▶ [Task goal]:
Quote the whole listing word for word, please.

▶ [Provided entries]:
______________________________

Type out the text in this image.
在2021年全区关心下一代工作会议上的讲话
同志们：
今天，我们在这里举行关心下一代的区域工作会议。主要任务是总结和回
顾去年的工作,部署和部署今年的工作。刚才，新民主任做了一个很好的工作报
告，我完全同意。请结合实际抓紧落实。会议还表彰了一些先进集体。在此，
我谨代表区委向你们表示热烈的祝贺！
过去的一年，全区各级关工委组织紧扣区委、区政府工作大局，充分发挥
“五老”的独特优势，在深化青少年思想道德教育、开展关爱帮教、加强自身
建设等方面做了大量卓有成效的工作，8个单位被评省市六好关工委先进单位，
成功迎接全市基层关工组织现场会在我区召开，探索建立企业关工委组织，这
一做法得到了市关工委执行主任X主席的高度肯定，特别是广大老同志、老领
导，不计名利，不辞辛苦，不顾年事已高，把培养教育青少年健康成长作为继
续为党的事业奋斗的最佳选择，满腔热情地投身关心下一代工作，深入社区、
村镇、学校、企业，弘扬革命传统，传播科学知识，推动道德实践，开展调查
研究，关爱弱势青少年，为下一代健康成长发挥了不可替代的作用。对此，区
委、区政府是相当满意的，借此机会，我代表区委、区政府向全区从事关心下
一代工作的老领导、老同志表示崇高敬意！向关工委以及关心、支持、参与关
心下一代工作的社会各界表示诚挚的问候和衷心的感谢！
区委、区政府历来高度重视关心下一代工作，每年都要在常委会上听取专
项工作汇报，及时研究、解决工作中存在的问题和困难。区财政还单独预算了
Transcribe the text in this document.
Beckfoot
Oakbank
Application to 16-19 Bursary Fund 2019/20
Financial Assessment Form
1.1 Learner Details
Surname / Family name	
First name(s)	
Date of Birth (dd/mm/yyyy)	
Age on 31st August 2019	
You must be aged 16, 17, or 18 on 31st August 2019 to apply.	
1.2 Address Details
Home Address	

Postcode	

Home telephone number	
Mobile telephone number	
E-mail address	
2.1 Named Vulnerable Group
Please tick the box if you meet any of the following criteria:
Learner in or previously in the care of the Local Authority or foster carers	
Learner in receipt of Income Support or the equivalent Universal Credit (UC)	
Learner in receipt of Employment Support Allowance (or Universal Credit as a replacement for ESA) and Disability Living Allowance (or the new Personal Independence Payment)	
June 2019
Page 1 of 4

______________________________

▶ [Expected answer]:
Type out the text in this image.
在2021年全区关心下一代工作会议上的讲话
同志们：
今天，我们在这里举行关心下一代的区域工作会议。主要任务是总结和回
顾去年的工作,部署和部署今年的工作。刚才，新民主任做了一个很好的工作报
告，我完全同意。请结合实际抓紧落实。会议还表彰了一些先进集体。在此，
我谨代表区委向你们表示热烈的祝贺！
过去的一年，全区各级关工委组织紧扣区委、区政府工作大局，充分发挥
“五老”的独特优势，在深化青少年思想道德教育、开展关爱帮教、加强自身
建设等方面做了大量卓有成效的工作，8个单位被评省市六好关工委先进单位，
成功迎接全市基层关工组织现场会在我区召开，探索建立企业关工委组织，这
一做法得到了市关工委执行主任X主席的高度肯定，特别是广大老同志、老领
导，不计名利，不辞辛苦，不顾年事已高，把培养教育青少年健康成长作为继
续为党的事业奋斗的最佳选择，满腔热情地投身关心下一代工作，深入社区、
村镇、学校、企业，弘扬革命传统，传播科学知识，推动道德实践，开展调查
研究，关爱弱势青少年，为下一代健康成长发挥了不可替代的作用。对此，区
委、区政府是相当满意的，借此机会，我代表区委、区政府向全区从事关心下
一代工作的老领导、老同志表示崇高敬意！向关工委以及关心、支持、参与关
心下一代工作的社会各界表示诚挚的问候和衷心的感谢！
区委、区政府历来高度重视关心下一代工作，每年都要在常委会上听取专
项工作汇报，及时研究、解决工作中存在的问题和困难。区财政还单独预算了
Transcribe the text in this document.
Beckfoot
Oakbank
Application to 16-19 Bursary Fund 2019/20
Financial Assessment Form
1.1 Learner Details
Surname / Family name	
First name(s)	
Date of Birth (dd/mm/yyyy)	
Age on 31st August 2019	
You must be aged 16, 17, or 18 on 31st August 2019 to apply.	
1.2 Address Details
Home Address	

Postcode	

Home telephone number	
Mobile telephone number	
E-mail address	
2.1 Named Vulnerable Group
Please tick the box if you meet any of the following criteria:
Learner in or previously in the care of the Local Authority or foster carers	
Learner in receipt of Income Support or the equivalent Universal Credit (UC)	
Learner in receipt of Employment Support Allowance (or Universal Credit as a replacement for ESA) and Disability Living Allowance (or the new Personal Independence Payment)	
June 2019
Page 1 of 4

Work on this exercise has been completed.